Image region annotations
** Start **

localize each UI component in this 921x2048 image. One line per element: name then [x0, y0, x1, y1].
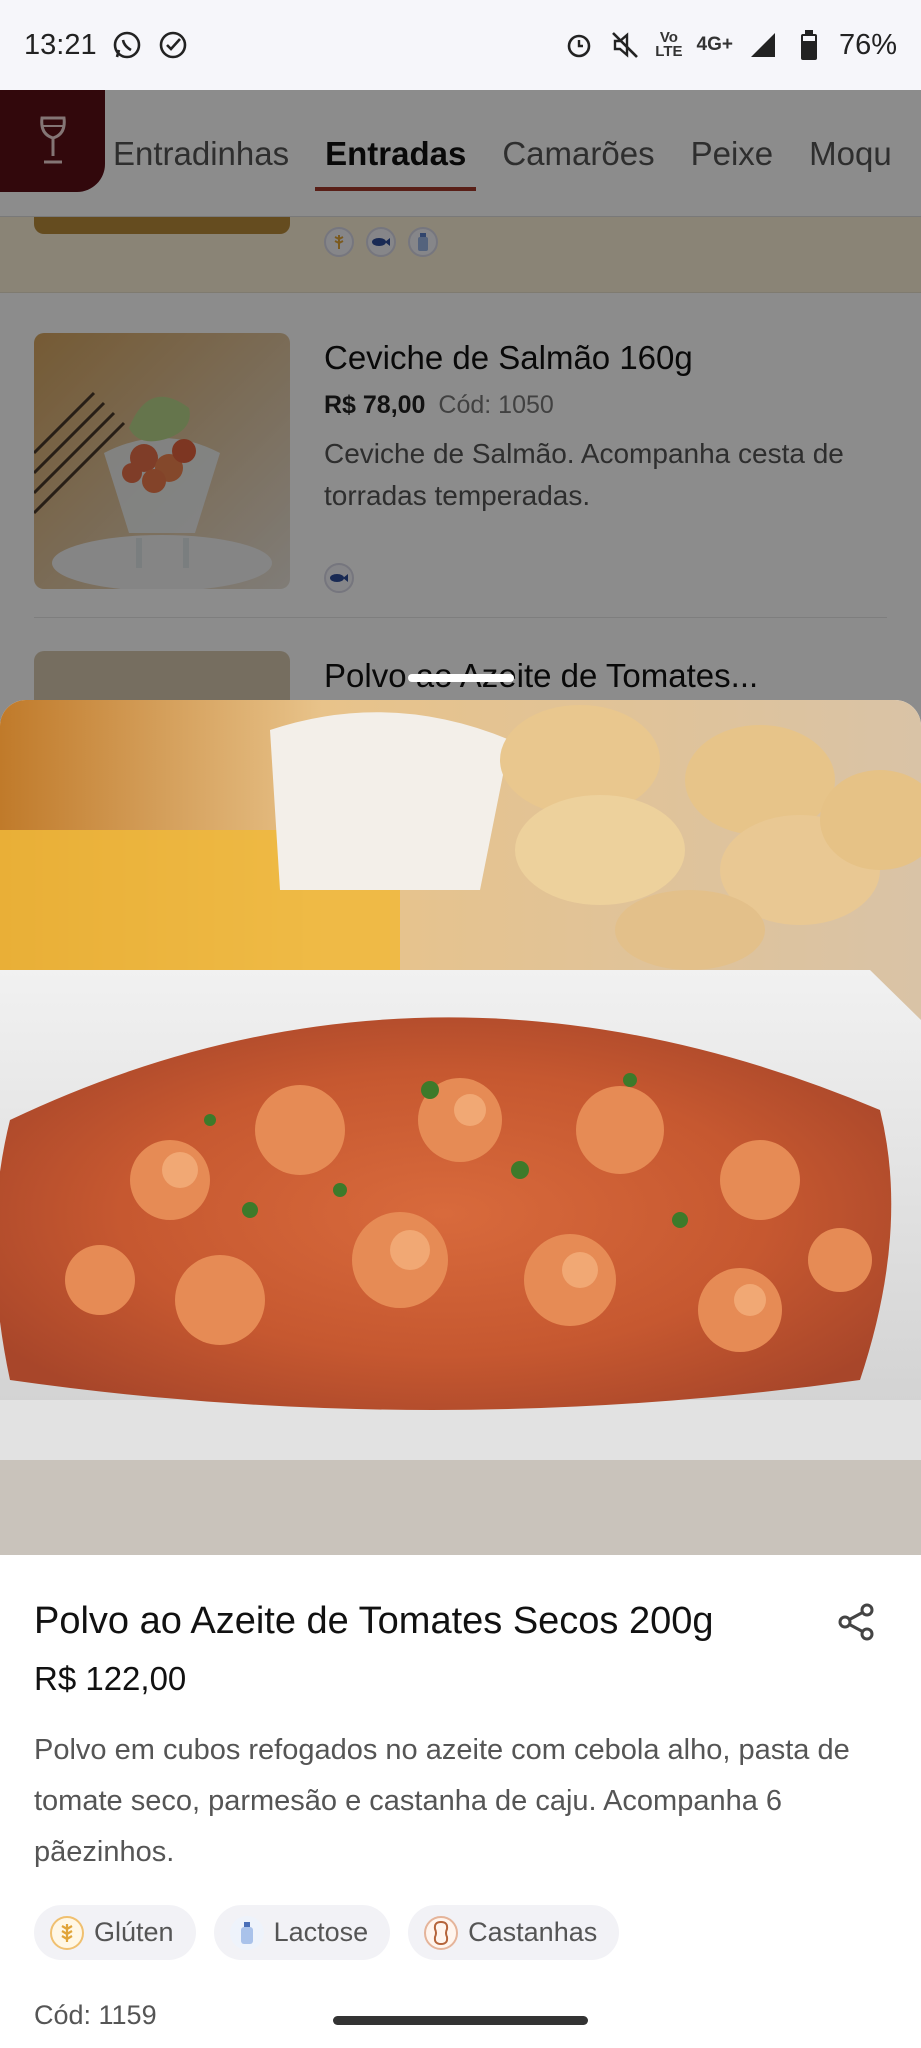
- product-title: Polvo ao Azeite de Tomates Secos 200g: [34, 1600, 714, 1642]
- milk-bottle-icon: [229, 1915, 264, 1950]
- status-time: 13:21: [24, 28, 97, 61]
- battery-level: 76%: [838, 28, 897, 61]
- allergen-chip-castanhas: Castanhas: [408, 1905, 620, 1960]
- battery-icon: [793, 29, 825, 61]
- network-type: 4G+: [696, 34, 733, 55]
- allergen-chip-label: Lactose: [273, 1917, 369, 1947]
- product-photo: [0, 700, 921, 1555]
- allergen-chips: Glúten Lactose Castanhas: [34, 1905, 620, 1960]
- mute-icon: [609, 29, 641, 61]
- home-indicator[interactable]: [333, 2016, 588, 2025]
- allergen-chip-gluten: Glúten: [34, 1905, 196, 1960]
- product-detail-sheet: Polvo ao Azeite de Tomates Secos 200g R$…: [0, 700, 921, 2048]
- whatsapp-icon: [111, 29, 143, 61]
- product-description: Polvo em cubos refogados no azeite com c…: [34, 1734, 850, 1868]
- status-bar: 13:21 Vo LTE 4G+ 76%: [0, 0, 921, 90]
- share-button[interactable]: [831, 1597, 881, 1647]
- status-right: Vo LTE 4G+ 76%: [563, 29, 897, 62]
- allergen-chip-lactose: Lactose: [213, 1905, 391, 1960]
- allergen-chip-label: Glúten: [94, 1917, 174, 1947]
- allergen-chip-label: Castanhas: [468, 1917, 598, 1947]
- signal-icon: [747, 29, 779, 61]
- check-circle-icon: [157, 29, 189, 61]
- share-icon: [838, 1603, 874, 1641]
- sheet-drag-handle[interactable]: [408, 674, 514, 682]
- peanut-icon: [424, 1915, 459, 1950]
- alarm-icon: [563, 29, 595, 61]
- product-code: Cód: 1159: [34, 2000, 157, 2030]
- product-price: R$ 122,00: [34, 1660, 187, 1697]
- volte-indicator: Vo LTE: [655, 30, 683, 60]
- wheat-icon: [50, 1915, 84, 1950]
- volte-bottom: LTE: [655, 43, 683, 60]
- status-left: 13:21: [24, 29, 189, 62]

** End **

INSTRUCTIONS TO FOLLOW: Switch every "allergen-chip-label" in the listing to "allergen-tag-label" and reproduce all of its lines with nothing else changed. Omit the pictures from your output.

ANSWER TO THE EXERCISE:
localize each UI component in this 921x2048 image. One line per element: name then [x0, y0, x1, y1].
- product-title: Polvo ao Azeite de Tomates Secos 200g: [34, 1600, 714, 1642]
- milk-bottle-icon: [229, 1915, 264, 1950]
- status-time: 13:21: [24, 28, 97, 61]
- battery-level: 76%: [838, 28, 897, 61]
- allergen-chip-castanhas: Castanhas: [408, 1905, 620, 1960]
- battery-icon: [793, 29, 825, 61]
- network-type: 4G+: [696, 34, 733, 55]
- allergen-tag-label: Lactose: [273, 1917, 369, 1947]
- product-photo: [0, 700, 921, 1555]
- allergen-chips: Glúten Lactose Castanhas: [34, 1905, 620, 1960]
- mute-icon: [609, 29, 641, 61]
- home-indicator[interactable]: [333, 2016, 588, 2025]
- allergen-chip-gluten: Glúten: [34, 1905, 196, 1960]
- product-detail-sheet: Polvo ao Azeite de Tomates Secos 200g R$…: [0, 700, 921, 2048]
- whatsapp-icon: [111, 29, 143, 61]
- product-description: Polvo em cubos refogados no azeite com c…: [34, 1734, 850, 1868]
- status-bar: 13:21 Vo LTE 4G+ 76%: [0, 0, 921, 90]
- share-button[interactable]: [831, 1597, 881, 1647]
- status-right: Vo LTE 4G+ 76%: [563, 29, 897, 62]
- allergen-chip-lactose: Lactose: [213, 1905, 391, 1960]
- allergen-tag-label: Glúten: [94, 1917, 174, 1947]
- allergen-tag-label: Castanhas: [468, 1917, 598, 1947]
- signal-icon: [747, 29, 779, 61]
- check-circle-icon: [157, 29, 189, 61]
- share-icon: [838, 1603, 874, 1641]
- sheet-drag-handle[interactable]: [408, 674, 514, 682]
- peanut-icon: [424, 1915, 459, 1950]
- alarm-icon: [563, 29, 595, 61]
- product-code: Cód: 1159: [34, 2000, 157, 2030]
- product-price: R$ 122,00: [34, 1660, 187, 1697]
- volte-indicator: Vo LTE: [655, 30, 683, 60]
- wheat-icon: [50, 1915, 84, 1950]
- volte-bottom: LTE: [655, 43, 683, 60]
- status-left: 13:21: [24, 29, 189, 62]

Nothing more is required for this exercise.